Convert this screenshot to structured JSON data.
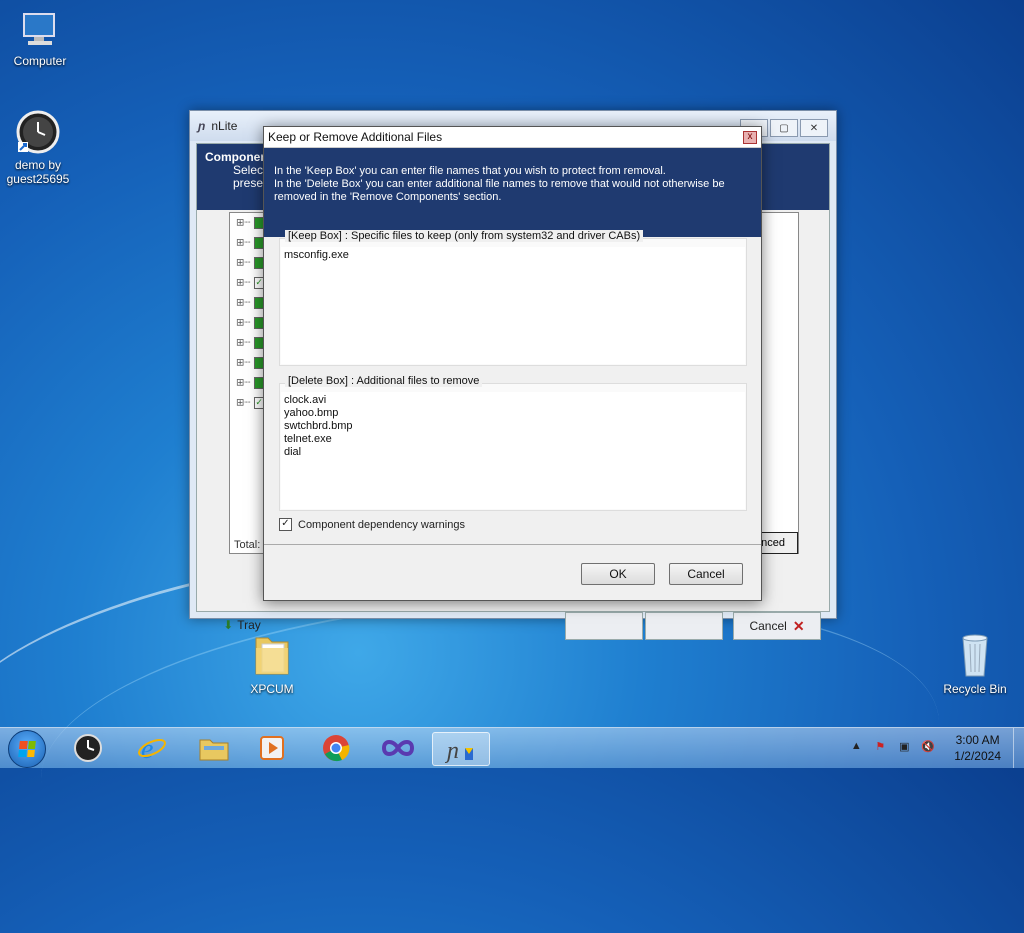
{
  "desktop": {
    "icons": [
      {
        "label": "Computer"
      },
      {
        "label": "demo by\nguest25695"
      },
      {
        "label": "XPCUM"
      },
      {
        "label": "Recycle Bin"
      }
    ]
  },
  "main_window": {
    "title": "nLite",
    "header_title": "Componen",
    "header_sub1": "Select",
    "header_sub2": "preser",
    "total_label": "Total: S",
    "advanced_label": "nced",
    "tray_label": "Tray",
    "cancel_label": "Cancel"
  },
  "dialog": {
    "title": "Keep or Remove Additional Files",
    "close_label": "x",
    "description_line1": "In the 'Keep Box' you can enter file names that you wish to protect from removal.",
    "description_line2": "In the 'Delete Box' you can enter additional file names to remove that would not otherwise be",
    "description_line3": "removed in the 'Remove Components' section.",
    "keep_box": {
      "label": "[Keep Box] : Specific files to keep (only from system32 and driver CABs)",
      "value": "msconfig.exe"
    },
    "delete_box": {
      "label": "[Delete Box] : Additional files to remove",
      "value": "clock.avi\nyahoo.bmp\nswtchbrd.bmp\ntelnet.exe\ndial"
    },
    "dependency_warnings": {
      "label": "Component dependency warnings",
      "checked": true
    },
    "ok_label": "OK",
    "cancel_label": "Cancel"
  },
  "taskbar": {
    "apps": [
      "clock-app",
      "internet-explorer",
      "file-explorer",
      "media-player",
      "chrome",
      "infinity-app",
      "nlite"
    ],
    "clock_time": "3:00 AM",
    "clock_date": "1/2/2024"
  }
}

== Problem details ==
Transcribe every line from the records above without alteration, and leave out the images.

== Task answer ==
Convert this screenshot to structured JSON data.
{
  "desktop": {
    "icons": [
      {
        "label": "Computer"
      },
      {
        "label": "demo by\nguest25695"
      },
      {
        "label": "XPCUM"
      },
      {
        "label": "Recycle Bin"
      }
    ]
  },
  "main_window": {
    "title": "nLite",
    "header_title": "Componen",
    "header_sub1": "Select",
    "header_sub2": "preser",
    "total_label": "Total: S",
    "advanced_label": "nced",
    "tray_label": "Tray",
    "cancel_label": "Cancel"
  },
  "dialog": {
    "title": "Keep or Remove Additional Files",
    "close_label": "x",
    "description_line1": "In the 'Keep Box' you can enter file names that you wish to protect from removal.",
    "description_line2": "In the 'Delete Box' you can enter additional file names to remove that would not otherwise be",
    "description_line3": "removed in the 'Remove Components' section.",
    "keep_box": {
      "label": "[Keep Box] : Specific files to keep (only from system32 and driver CABs)",
      "value": "msconfig.exe"
    },
    "delete_box": {
      "label": "[Delete Box] : Additional files to remove",
      "value": "clock.avi\nyahoo.bmp\nswtchbrd.bmp\ntelnet.exe\ndial"
    },
    "dependency_warnings": {
      "label": "Component dependency warnings",
      "checked": true
    },
    "ok_label": "OK",
    "cancel_label": "Cancel"
  },
  "taskbar": {
    "apps": [
      "clock-app",
      "internet-explorer",
      "file-explorer",
      "media-player",
      "chrome",
      "infinity-app",
      "nlite"
    ],
    "clock_time": "3:00 AM",
    "clock_date": "1/2/2024"
  }
}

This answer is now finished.